§ **Data for this task**
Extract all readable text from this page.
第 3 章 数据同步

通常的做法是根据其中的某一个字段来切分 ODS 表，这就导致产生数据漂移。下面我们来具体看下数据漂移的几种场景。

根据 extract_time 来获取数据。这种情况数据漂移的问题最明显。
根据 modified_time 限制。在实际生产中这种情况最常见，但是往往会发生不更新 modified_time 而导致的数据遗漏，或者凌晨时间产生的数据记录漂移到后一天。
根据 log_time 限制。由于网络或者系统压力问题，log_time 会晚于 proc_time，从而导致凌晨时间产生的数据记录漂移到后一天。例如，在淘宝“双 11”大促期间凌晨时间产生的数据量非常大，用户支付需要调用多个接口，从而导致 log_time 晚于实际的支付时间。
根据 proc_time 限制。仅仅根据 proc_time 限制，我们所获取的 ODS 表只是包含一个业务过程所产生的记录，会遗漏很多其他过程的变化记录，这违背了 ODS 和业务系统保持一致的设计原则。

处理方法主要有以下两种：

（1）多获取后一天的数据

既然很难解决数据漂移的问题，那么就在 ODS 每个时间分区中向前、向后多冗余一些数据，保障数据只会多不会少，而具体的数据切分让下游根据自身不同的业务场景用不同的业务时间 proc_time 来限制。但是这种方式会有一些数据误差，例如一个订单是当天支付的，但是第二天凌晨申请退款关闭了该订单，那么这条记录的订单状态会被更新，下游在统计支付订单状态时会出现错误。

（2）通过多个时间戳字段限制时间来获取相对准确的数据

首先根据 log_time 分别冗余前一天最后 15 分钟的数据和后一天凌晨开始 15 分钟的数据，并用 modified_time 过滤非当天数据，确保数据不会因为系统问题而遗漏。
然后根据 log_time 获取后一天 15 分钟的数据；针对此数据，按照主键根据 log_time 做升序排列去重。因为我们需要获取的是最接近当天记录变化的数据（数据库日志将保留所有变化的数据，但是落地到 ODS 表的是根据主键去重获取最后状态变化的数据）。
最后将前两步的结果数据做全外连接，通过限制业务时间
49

§ **Task**
Print all of the entries again, exactly as written.

§ **The result**
Extract all readable text from this page.
第 3 章 数据同步

通常的做法是根据其中的某一个字段来切分 ODS 表，这就导致产生数据漂移。下面我们来具体看下数据漂移的几种场景。

根据 extract_time 来获取数据。这种情况数据漂移的问题最明显。
根据 modified_time 限制。在实际生产中这种情况最常见，但是往往会发生不更新 modified_time 而导致的数据遗漏，或者凌晨时间产生的数据记录漂移到后一天。
根据 log_time 限制。由于网络或者系统压力问题，log_time 会晚于 proc_time，从而导致凌晨时间产生的数据记录漂移到后一天。例如，在淘宝“双 11”大促期间凌晨时间产生的数据量非常大，用户支付需要调用多个接口，从而导致 log_time 晚于实际的支付时间。
根据 proc_time 限制。仅仅根据 proc_time 限制，我们所获取的 ODS 表只是包含一个业务过程所产生的记录，会遗漏很多其他过程的变化记录，这违背了 ODS 和业务系统保持一致的设计原则。

处理方法主要有以下两种：

（1）多获取后一天的数据

既然很难解决数据漂移的问题，那么就在 ODS 每个时间分区中向前、向后多冗余一些数据，保障数据只会多不会少，而具体的数据切分让下游根据自身不同的业务场景用不同的业务时间 proc_time 来限制。但是这种方式会有一些数据误差，例如一个订单是当天支付的，但是第二天凌晨申请退款关闭了该订单，那么这条记录的订单状态会被更新，下游在统计支付订单状态时会出现错误。

（2）通过多个时间戳字段限制时间来获取相对准确的数据

首先根据 log_time 分别冗余前一天最后 15 分钟的数据和后一天凌晨开始 15 分钟的数据，并用 modified_time 过滤非当天数据，确保数据不会因为系统问题而遗漏。
然后根据 log_time 获取后一天 15 分钟的数据；针对此数据，按照主键根据 log_time 做升序排列去重。因为我们需要获取的是最接近当天记录变化的数据（数据库日志将保留所有变化的数据，但是落地到 ODS 表的是根据主键去重获取最后状态变化的数据）。
最后将前两步的结果数据做全外连接，通过限制业务时间
49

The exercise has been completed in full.